### [Document section]
===

Expected target tables:

landing.orders
landing.orders__customer
landing.orders__items
landing.orders__items__discounts

Runbooks

Child rows cannot be joined to root rows

  1. Confirm sink.options.lineage.preset: hierarchical or sink.options.lineage.features.hierarchy: true is configured.
  2. Verify child tables contain non-null __dpone__parent_row_id and __dpone__root_row_id.
  3. Join child to parent with child.__dpone__parent_row_id = parent.__dpone__row_id.

Source already contains __dpone__* fields

__dpone__* is reserved for framework metadata. Rename source fields before normalization, or keep the nested payload as JSON with normalization disabled.

Row IDs changed after a retry

  1. Prefer a root unique_key for stable business identity.
  2. Confirm nested array ordering is stable in the source response.
  3. Confirm the source did not reorder child arrays or mutate nested content between retries.

File export fails with nested normalization enabled

  1. Confirm the artifact is local FileExportArtifact, PartitionedFileExportArtifact, or BatchedFileExportArtifact.
  2. Confirm artifact.format is one of csv, tsv, jsonl, ndjson, or json.
  3. Confirm delimited rows have exactly the same number of fields as artifact.columns.
  4. For cloud-native exports such as GCS, keep the native target fast path or add an explicit cloud materialization step before nested normalization.

Deep objects are rejected

Use nested_level to control how deep child-table expansion can go:

sink:
  options:
    normalization:
      nested:
        enabled: true
        nested_level: 2

If a source suddenly emits deeper documents, dpone fails before loading partial child tables. Raise nested_level deliberately only after confirming the new child tables are expected by downstream consumers.

===

Dataset rows
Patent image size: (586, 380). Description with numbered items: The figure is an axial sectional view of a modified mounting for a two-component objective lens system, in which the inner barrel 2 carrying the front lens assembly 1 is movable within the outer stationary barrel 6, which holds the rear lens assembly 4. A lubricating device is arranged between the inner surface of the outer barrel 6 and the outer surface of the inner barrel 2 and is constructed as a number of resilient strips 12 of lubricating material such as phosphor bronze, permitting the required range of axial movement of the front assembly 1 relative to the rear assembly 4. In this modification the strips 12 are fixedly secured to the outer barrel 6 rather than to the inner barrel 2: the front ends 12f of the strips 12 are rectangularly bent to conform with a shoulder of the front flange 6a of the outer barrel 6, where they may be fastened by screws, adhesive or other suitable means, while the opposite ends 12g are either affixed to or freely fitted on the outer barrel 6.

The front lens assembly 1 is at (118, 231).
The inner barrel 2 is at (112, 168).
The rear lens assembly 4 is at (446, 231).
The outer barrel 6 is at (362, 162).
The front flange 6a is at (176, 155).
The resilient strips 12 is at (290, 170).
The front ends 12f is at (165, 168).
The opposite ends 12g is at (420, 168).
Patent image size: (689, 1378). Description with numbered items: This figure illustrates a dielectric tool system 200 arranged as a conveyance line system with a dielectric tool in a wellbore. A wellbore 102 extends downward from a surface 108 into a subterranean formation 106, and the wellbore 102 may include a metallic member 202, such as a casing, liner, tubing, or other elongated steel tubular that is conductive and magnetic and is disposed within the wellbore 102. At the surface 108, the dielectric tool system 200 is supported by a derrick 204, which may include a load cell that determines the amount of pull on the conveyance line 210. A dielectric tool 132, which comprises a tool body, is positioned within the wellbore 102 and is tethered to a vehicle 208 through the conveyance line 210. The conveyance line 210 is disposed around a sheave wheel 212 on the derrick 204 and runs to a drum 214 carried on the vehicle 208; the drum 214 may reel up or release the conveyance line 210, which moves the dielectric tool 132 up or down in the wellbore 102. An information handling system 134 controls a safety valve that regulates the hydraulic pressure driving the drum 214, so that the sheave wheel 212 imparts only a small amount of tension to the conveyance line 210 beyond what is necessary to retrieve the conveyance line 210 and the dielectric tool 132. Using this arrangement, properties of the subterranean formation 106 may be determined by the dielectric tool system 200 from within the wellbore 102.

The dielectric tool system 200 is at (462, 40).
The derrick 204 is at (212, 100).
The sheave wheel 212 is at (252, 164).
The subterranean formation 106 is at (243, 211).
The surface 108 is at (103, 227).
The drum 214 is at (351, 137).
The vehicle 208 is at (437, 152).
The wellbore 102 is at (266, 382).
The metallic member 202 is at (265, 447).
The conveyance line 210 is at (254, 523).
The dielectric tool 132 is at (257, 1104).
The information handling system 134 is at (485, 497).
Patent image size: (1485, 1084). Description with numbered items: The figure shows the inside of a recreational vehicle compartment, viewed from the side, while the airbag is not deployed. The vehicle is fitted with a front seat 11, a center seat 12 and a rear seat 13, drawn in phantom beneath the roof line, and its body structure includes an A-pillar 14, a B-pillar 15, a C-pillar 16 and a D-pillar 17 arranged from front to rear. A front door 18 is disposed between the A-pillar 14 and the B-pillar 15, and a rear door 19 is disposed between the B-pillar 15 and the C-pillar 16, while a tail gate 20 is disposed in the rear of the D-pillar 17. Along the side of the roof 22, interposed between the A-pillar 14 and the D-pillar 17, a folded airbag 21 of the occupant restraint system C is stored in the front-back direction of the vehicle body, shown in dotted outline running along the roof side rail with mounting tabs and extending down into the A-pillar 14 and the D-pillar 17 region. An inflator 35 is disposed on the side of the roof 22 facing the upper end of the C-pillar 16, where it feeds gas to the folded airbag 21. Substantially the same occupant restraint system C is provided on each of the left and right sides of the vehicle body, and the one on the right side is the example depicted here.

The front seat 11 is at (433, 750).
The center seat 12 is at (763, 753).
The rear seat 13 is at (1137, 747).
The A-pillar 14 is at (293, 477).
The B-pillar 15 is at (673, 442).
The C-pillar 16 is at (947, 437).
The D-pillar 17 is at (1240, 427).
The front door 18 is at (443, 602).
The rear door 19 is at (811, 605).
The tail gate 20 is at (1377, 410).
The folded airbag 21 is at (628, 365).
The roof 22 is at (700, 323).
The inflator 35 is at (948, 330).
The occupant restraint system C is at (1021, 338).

===

### [What to work on]
**A)** In the runbook text, which field prefix is reserved for framework metadata?
**B)** State how many lines of the rows contain the string "outer", giving only the number.
The rows are unrelated to the runbook text.

### [Final results]
**A)** __dpone__*

**B)** 2